── LISTED RECORDS ──

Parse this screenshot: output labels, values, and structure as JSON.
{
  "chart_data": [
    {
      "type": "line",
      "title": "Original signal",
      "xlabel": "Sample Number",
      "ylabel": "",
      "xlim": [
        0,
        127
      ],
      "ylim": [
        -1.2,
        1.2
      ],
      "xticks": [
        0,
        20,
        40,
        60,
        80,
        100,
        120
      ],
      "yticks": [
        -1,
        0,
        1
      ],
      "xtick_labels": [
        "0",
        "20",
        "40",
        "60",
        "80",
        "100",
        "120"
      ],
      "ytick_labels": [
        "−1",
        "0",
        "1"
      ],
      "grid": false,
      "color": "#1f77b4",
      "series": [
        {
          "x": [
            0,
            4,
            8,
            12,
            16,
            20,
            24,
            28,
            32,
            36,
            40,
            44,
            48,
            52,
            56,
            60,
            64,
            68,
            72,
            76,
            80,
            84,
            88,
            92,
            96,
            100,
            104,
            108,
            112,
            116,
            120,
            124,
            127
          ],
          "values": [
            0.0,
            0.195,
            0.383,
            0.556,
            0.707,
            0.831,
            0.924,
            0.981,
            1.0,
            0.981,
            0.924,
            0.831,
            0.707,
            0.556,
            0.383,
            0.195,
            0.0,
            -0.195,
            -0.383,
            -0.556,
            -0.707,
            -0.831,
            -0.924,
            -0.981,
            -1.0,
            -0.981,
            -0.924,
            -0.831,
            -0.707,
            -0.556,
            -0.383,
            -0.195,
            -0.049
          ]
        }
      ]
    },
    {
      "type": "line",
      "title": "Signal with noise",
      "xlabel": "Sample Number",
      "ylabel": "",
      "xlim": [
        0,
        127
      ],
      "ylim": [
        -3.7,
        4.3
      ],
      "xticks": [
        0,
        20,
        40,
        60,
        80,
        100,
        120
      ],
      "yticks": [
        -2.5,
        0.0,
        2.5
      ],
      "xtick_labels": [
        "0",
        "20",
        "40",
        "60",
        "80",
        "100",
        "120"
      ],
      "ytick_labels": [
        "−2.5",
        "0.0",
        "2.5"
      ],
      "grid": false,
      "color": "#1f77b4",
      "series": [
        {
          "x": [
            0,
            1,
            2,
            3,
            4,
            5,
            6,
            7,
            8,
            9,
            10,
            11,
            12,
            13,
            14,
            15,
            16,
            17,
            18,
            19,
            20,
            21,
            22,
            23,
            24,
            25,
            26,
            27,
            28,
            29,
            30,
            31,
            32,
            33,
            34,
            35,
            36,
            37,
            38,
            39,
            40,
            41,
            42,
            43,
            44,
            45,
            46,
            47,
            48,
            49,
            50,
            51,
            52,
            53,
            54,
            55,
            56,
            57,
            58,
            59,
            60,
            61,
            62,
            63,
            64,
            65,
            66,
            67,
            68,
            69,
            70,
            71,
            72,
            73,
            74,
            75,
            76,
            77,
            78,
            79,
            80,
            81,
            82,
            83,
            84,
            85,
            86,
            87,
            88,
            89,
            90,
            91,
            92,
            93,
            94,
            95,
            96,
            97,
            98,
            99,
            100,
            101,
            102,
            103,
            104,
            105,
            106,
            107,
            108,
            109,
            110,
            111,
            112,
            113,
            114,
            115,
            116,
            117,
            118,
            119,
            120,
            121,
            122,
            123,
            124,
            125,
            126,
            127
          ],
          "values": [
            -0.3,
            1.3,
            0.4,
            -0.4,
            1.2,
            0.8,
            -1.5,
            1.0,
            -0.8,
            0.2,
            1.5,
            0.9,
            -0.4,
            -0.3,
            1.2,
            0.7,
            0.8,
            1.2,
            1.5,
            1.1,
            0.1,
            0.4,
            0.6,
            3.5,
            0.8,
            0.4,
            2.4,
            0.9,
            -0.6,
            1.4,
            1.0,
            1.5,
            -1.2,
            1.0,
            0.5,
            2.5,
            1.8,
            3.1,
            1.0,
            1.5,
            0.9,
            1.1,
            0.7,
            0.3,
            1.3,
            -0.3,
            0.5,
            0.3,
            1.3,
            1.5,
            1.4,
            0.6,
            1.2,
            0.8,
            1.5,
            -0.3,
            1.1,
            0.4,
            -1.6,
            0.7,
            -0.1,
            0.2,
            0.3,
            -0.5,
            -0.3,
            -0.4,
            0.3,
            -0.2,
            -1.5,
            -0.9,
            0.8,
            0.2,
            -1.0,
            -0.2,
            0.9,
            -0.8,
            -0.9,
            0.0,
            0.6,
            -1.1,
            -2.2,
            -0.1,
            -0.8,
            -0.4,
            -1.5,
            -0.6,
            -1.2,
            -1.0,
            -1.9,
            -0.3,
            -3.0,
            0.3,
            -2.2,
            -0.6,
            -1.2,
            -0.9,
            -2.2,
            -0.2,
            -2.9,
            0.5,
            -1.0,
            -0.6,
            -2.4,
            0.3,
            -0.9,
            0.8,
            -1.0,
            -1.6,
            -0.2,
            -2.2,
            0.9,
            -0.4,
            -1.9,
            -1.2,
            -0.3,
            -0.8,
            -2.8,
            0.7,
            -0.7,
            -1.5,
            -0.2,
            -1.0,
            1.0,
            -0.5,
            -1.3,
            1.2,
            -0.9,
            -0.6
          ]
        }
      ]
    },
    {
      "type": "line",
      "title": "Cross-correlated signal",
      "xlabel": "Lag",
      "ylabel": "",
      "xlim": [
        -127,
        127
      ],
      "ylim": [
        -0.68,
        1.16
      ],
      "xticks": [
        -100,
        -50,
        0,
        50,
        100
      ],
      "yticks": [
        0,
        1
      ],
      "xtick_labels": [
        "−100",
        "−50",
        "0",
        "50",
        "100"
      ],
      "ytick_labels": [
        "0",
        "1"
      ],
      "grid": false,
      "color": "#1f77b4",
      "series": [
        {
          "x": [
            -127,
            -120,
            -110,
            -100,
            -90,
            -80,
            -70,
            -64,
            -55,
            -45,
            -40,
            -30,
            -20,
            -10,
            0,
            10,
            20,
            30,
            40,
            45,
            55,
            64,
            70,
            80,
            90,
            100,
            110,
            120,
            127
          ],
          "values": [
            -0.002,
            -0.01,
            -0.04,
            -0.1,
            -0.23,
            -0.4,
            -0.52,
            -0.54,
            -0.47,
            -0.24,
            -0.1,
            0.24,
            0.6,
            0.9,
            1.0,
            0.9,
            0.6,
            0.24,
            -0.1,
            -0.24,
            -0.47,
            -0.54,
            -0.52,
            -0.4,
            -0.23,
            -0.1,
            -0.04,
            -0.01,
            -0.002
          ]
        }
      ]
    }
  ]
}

───

_TASK TO CARRY OUT_
Every line above that contains the word "title" should be reported.

_OUTPUT OF THE TASK_
      "title": "Original signal",
      "title": "Signal with noise",
      "title": "Cross-correlated signal",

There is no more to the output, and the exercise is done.